■ **Dataset**
/---

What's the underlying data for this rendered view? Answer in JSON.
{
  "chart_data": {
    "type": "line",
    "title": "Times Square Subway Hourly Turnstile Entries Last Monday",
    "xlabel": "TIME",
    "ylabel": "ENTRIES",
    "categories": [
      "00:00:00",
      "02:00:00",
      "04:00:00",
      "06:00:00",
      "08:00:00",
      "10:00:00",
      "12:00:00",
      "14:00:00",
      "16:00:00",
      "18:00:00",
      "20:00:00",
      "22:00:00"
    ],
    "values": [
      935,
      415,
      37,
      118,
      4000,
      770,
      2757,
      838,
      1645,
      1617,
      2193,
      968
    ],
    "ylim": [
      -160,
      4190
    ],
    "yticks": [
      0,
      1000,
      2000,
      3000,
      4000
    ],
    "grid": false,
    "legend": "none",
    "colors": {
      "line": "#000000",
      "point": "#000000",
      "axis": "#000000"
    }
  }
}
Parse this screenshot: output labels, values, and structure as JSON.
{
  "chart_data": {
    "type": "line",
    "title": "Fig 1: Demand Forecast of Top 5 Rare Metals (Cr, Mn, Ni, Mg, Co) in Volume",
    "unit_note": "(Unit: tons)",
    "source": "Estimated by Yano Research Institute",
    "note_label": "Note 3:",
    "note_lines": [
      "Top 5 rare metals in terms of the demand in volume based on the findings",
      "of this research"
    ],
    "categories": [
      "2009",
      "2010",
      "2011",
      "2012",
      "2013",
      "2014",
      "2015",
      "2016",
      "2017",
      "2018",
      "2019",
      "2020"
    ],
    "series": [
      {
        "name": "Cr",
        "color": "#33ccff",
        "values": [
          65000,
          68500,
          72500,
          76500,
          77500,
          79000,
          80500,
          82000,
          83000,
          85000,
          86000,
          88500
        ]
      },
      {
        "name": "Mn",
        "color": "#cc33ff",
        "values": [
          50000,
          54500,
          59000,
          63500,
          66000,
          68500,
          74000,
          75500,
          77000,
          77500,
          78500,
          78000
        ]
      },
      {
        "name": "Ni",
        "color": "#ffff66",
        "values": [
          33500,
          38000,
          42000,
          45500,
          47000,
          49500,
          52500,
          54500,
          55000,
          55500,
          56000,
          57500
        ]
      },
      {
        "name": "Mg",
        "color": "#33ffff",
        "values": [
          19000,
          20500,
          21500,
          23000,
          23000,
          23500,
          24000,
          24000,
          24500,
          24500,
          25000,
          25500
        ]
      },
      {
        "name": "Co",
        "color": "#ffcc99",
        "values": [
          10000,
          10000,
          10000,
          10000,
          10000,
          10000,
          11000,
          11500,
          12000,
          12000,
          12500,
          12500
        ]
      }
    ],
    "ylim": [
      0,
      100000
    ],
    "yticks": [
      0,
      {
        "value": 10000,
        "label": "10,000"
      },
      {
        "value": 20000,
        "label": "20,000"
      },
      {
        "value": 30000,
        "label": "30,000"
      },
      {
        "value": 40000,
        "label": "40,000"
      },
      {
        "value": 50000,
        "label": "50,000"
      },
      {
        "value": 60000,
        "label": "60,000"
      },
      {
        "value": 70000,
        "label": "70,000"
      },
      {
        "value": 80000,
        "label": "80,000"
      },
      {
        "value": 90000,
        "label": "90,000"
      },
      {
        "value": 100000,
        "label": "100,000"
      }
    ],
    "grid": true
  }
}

\---

■ **Aim of the exercise**
Exactly reproduce all of the entries above.

■ **Response**
What's the underlying data for this rendered view? Answer in JSON.
{
  "chart_data": {
    "type": "line",
    "title": "Times Square Subway Hourly Turnstile Entries Last Monday",
    "xlabel": "TIME",
    "ylabel": "ENTRIES",
    "categories": [
      "00:00:00",
      "02:00:00",
      "04:00:00",
      "06:00:00",
      "08:00:00",
      "10:00:00",
      "12:00:00",
      "14:00:00",
      "16:00:00",
      "18:00:00",
      "20:00:00",
      "22:00:00"
    ],
    "values": [
      935,
      415,
      37,
      118,
      4000,
      770,
      2757,
      838,
      1645,
      1617,
      2193,
      968
    ],
    "ylim": [
      -160,
      4190
    ],
    "yticks": [
      0,
      1000,
      2000,
      3000,
      4000
    ],
    "grid": false,
    "legend": "none",
    "colors": {
      "line": "#000000",
      "point": "#000000",
      "axis": "#000000"
    }
  }
}
Parse this screenshot: output labels, values, and structure as JSON.
{
  "chart_data": {
    "type": "line",
    "title": "Fig 1: Demand Forecast of Top 5 Rare Metals (Cr, Mn, Ni, Mg, Co) in Volume",
    "unit_note": "(Unit: tons)",
    "source": "Estimated by Yano Research Institute",
    "note_label": "Note 3:",
    "note_lines": [
      "Top 5 rare metals in terms of the demand in volume based on the findings",
      "of this research"
    ],
    "categories": [
      "2009",
      "2010",
      "2011",
      "2012",
      "2013",
      "2014",
      "2015",
      "2016",
      "2017",
      "2018",
      "2019",
      "2020"
    ],
    "series": [
      {
        "name": "Cr",
        "color": "#33ccff",
        "values": [
          65000,
          68500,
          72500,
          76500,
          77500,
          79000,
          80500,
          82000,
          83000,
          85000,
          86000,
          88500
        ]
      },
      {
        "name": "Mn",
        "color": "#cc33ff",
        "values": [
          50000,
          54500,
          59000,
          63500,
          66000,
          68500,
          74000,
          75500,
          77000,
          77500,
          78500,
          78000
        ]
      },
      {
        "name": "Ni",
        "color": "#ffff66",
        "values": [
          33500,
          38000,
          42000,
          45500,
          47000,
          49500,
          52500,
          54500,
          55000,
          55500,
          56000,
          57500
        ]
      },
      {
        "name": "Mg",
        "color": "#33ffff",
        "values": [
          19000,
          20500,
          21500,
          23000,
          23000,
          23500,
          24000,
          24000,
          24500,
          24500,
          25000,
          25500
        ]
      },
      {
        "name": "Co",
        "color": "#ffcc99",
        "values": [
          10000,
          10000,
          10000,
          10000,
          10000,
          10000,
          11000,
          11500,
          12000,
          12000,
          12500,
          12500
        ]
      }
    ],
    "ylim": [
      0,
      100000
    ],
    "yticks": [
      0,
      {
        "value": 10000,
        "label": "10,000"
      },
      {
        "value": 20000,
        "label": "20,000"
      },
      {
        "value": 30000,
        "label": "30,000"
      },
      {
        "value": 40000,
        "label": "40,000"
      },
      {
        "value": 50000,
        "label": "50,000"
      },
      {
        "value": 60000,
        "label": "60,000"
      },
      {
        "value": 70000,
        "label": "70,000"
      },
      {
        "value": 80000,
        "label": "80,000"
      },
      {
        "value": 90000,
        "label": "90,000"
      },
      {
        "value": 100000,
        "label": "100,000"
      }
    ],
    "grid": true
  }
}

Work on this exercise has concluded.